___ INPUT FOR THIS TASK ___

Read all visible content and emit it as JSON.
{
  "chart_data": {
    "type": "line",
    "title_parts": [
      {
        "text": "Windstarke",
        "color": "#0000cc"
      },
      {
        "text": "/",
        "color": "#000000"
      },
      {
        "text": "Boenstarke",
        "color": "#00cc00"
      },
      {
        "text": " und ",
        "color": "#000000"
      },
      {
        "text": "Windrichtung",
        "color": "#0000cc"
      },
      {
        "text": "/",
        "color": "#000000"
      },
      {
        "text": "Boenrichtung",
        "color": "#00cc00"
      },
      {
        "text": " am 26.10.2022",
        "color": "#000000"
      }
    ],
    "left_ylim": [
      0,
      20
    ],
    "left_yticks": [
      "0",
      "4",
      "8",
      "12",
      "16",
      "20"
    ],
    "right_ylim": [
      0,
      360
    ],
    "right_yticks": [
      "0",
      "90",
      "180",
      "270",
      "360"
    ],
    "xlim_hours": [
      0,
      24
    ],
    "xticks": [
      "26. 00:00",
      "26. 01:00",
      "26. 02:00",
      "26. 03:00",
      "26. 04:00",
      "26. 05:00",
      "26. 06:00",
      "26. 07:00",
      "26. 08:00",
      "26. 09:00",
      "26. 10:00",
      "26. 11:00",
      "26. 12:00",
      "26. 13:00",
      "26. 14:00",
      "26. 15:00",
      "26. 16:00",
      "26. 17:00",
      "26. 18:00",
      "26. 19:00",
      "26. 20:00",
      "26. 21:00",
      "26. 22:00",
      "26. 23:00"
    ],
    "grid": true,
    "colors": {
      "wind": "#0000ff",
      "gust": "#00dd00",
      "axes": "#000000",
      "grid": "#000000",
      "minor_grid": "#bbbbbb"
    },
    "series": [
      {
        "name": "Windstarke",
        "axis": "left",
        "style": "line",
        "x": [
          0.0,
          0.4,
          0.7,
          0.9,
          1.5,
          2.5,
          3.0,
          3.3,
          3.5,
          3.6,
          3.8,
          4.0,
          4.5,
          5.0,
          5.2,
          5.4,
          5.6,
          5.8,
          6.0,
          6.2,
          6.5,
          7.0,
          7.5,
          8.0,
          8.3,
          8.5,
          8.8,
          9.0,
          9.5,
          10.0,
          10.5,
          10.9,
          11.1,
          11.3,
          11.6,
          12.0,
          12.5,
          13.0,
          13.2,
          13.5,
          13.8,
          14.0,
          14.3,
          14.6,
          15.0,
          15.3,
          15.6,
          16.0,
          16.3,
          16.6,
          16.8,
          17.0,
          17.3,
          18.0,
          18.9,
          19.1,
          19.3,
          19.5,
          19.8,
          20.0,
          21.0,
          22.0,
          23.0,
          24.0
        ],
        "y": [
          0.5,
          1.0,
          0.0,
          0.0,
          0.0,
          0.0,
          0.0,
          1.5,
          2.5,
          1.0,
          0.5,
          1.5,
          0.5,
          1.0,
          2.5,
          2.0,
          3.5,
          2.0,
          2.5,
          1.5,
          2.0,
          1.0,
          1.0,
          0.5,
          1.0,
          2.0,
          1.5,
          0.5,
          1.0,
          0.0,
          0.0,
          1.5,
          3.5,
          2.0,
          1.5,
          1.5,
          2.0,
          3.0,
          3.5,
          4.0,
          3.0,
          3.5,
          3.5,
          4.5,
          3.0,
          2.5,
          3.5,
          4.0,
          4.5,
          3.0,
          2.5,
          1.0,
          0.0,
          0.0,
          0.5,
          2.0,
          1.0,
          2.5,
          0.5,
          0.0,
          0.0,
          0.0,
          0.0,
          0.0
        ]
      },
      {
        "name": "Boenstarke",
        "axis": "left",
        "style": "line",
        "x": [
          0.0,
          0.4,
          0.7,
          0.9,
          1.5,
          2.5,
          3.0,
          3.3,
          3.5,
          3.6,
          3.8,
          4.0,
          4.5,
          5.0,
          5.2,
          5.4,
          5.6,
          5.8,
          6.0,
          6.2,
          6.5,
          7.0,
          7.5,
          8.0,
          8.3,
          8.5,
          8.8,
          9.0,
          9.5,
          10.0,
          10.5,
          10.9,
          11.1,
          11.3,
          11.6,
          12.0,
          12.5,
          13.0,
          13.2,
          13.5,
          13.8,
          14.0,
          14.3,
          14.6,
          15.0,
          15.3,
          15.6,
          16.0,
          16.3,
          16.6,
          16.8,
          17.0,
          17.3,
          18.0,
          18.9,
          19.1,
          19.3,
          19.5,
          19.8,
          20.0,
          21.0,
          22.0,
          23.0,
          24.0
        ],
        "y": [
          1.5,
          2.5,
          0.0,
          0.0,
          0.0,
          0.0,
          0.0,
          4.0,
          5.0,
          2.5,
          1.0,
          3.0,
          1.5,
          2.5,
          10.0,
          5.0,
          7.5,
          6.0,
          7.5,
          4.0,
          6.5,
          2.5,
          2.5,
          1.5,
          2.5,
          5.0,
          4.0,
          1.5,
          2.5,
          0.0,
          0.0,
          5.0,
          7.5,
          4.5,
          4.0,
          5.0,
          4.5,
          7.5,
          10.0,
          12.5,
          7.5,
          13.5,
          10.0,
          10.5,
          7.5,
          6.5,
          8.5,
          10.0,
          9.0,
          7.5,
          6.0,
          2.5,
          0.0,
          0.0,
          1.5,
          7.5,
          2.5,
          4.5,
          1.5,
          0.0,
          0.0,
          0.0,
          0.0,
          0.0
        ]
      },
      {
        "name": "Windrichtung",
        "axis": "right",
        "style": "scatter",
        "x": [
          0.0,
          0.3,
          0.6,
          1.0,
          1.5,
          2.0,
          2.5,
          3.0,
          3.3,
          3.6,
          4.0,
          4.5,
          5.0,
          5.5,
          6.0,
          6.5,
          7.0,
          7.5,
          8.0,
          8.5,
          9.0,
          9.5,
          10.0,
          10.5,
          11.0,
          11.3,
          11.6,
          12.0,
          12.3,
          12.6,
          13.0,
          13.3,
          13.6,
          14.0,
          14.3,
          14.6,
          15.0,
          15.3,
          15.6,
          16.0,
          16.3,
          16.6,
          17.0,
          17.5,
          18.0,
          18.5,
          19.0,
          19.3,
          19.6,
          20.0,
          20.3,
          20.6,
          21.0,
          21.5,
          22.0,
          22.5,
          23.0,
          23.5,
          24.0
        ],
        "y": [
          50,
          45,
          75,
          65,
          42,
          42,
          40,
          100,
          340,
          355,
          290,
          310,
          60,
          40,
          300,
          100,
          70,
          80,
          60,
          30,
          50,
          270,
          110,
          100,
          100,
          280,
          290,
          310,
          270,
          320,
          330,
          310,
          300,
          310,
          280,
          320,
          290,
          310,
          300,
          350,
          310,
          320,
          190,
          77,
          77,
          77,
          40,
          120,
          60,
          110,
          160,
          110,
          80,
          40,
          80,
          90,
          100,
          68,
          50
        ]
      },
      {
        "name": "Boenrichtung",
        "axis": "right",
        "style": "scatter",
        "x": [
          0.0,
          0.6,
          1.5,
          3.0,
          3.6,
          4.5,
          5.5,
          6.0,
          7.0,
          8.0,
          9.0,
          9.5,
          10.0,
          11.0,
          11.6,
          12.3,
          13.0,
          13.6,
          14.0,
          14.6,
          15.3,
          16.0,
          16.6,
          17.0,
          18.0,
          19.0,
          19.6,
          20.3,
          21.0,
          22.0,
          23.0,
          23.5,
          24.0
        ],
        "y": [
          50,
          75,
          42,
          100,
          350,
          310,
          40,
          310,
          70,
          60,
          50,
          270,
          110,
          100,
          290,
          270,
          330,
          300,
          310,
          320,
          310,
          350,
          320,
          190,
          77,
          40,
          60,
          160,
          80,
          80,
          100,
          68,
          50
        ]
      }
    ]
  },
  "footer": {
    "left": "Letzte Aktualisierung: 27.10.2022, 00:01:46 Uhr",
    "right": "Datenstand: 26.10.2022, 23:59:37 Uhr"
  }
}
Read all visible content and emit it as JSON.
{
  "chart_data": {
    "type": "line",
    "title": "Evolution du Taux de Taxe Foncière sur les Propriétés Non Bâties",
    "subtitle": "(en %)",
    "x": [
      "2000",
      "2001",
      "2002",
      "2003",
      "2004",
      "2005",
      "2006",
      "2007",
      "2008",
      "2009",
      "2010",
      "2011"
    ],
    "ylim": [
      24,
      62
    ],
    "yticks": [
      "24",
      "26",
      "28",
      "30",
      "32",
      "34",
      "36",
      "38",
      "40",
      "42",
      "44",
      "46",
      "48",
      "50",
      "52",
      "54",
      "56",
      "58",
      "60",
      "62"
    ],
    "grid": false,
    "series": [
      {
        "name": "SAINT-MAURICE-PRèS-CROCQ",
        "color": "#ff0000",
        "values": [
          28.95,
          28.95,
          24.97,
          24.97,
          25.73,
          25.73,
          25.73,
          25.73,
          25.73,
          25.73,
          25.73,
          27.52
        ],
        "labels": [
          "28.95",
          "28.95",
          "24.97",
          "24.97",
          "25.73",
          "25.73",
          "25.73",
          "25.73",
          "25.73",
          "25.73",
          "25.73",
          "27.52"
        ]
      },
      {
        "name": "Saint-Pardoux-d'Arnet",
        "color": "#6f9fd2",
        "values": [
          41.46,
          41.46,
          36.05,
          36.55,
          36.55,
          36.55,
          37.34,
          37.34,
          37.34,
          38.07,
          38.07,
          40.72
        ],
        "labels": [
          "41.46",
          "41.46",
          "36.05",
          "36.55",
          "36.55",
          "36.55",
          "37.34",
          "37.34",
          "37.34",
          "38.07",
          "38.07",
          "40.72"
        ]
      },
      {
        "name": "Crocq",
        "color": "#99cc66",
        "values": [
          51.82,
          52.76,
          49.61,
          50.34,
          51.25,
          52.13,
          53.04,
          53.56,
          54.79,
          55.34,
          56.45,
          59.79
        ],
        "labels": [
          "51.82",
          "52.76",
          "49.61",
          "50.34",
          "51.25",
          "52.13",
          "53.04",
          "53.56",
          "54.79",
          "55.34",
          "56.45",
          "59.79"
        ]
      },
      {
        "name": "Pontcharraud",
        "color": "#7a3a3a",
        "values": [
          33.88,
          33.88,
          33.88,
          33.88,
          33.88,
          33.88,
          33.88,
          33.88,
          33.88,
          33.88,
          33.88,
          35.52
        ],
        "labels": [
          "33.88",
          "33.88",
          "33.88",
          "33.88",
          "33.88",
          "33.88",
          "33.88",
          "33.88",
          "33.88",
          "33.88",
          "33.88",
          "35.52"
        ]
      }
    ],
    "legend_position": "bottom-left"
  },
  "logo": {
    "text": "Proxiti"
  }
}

___

● **GIVEN TASK**
Collect the lines of the data that carry the word "name".

● **EXERCISE ANSWER**
        "name": "Windstarke",
        "name": "Boenstarke",
        "name": "Windrichtung",
        "name": "Boenrichtung",
        "name": "SAINT-MAURICE-PRèS-CROCQ",
        "name": "Saint-Pardoux-d'Arnet",
        "name": "Crocq",
        "name": "Pontcharraud",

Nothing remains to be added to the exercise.